Problem details:
Render into Spanish this sentence from the article below on Obergefell and employee benefits: "Marital status matters a lot when it comes to employer-provided benefits."

Bench & Bar of Minnesota is the official publication of the Minnesota State Bar Association.

Spouses With Benefits: How Obergefell may refigure the employee benefits equation

Spouses with Benefits

Illustration © Davor Pavelic/Ikon Images/Corbis

Though the U.S. Supreme Court has settled the Constitutional issue of same-sex marriage, employee benefits managers and attorneys can look forward to a lengthy period of implementation and adaptation. Some of the implications are already clear; others will be years in taking shape. Here are a few of the key points to consider.

Marital status matters a lot when it comes to employer-provided benefits. Spouses get special status by operation of law and by benefit plan design. So it’s no surprise that those of us in the world of employee benefits have been watching SCOTUSblog posts regularly for the past few years, not only for updates on whether ACA lives or dies,1 but also to see how we define marriage. In 2013 we got United States v. Windsor,2 which struck down Section 3 of the Defense of Marriage Act, a federal statute defining marriage as exclusively “the legal union between one man and one woman as husband and wife” for purposes of interpreting federal law.3 That left room for confusion around how a couple legally married in one state would be treated in a state where the marriage was not accepted or maybe even banned.4 This summer the U.S. Supreme Court ended the confusion with a sweeping decision holding that same-sex marriage is guaranteed by the 14th amendment of the U.S. Constitution. Here is Justice Kennedy writing for the majority:

In forming a marital union, two people become something greater than once they were. As some of the petitioners in these cases demonstrate, marriage embodies a love that may endure even past death. It would misunderstand these men and women to say they disrespect the idea of marriage. Their plea is that they do respect it, respect it so deeply that they seek to find its fulfillment for themselves. Their hope is not to be condemned to live in loneliness, excluded from one of civilization’s oldest institutions. They ask for equal dignity in the eyes of the law. The Constitution grants them that right.5

Before moving forward, let’s start with a short history lesson to show the breathtaking pace of change we’ve seen here, with Minnesota having some notable contributions.

Dataset section:

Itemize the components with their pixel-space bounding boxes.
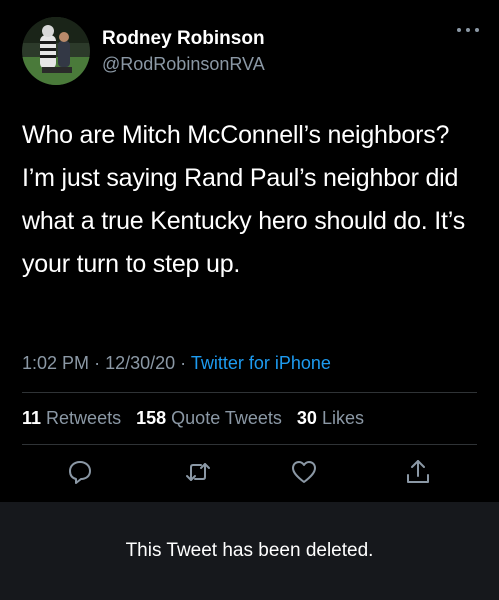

Solution to the problem:
El estado civil importa mucho en lo que respecta a los beneficios proporcionados por el empleador.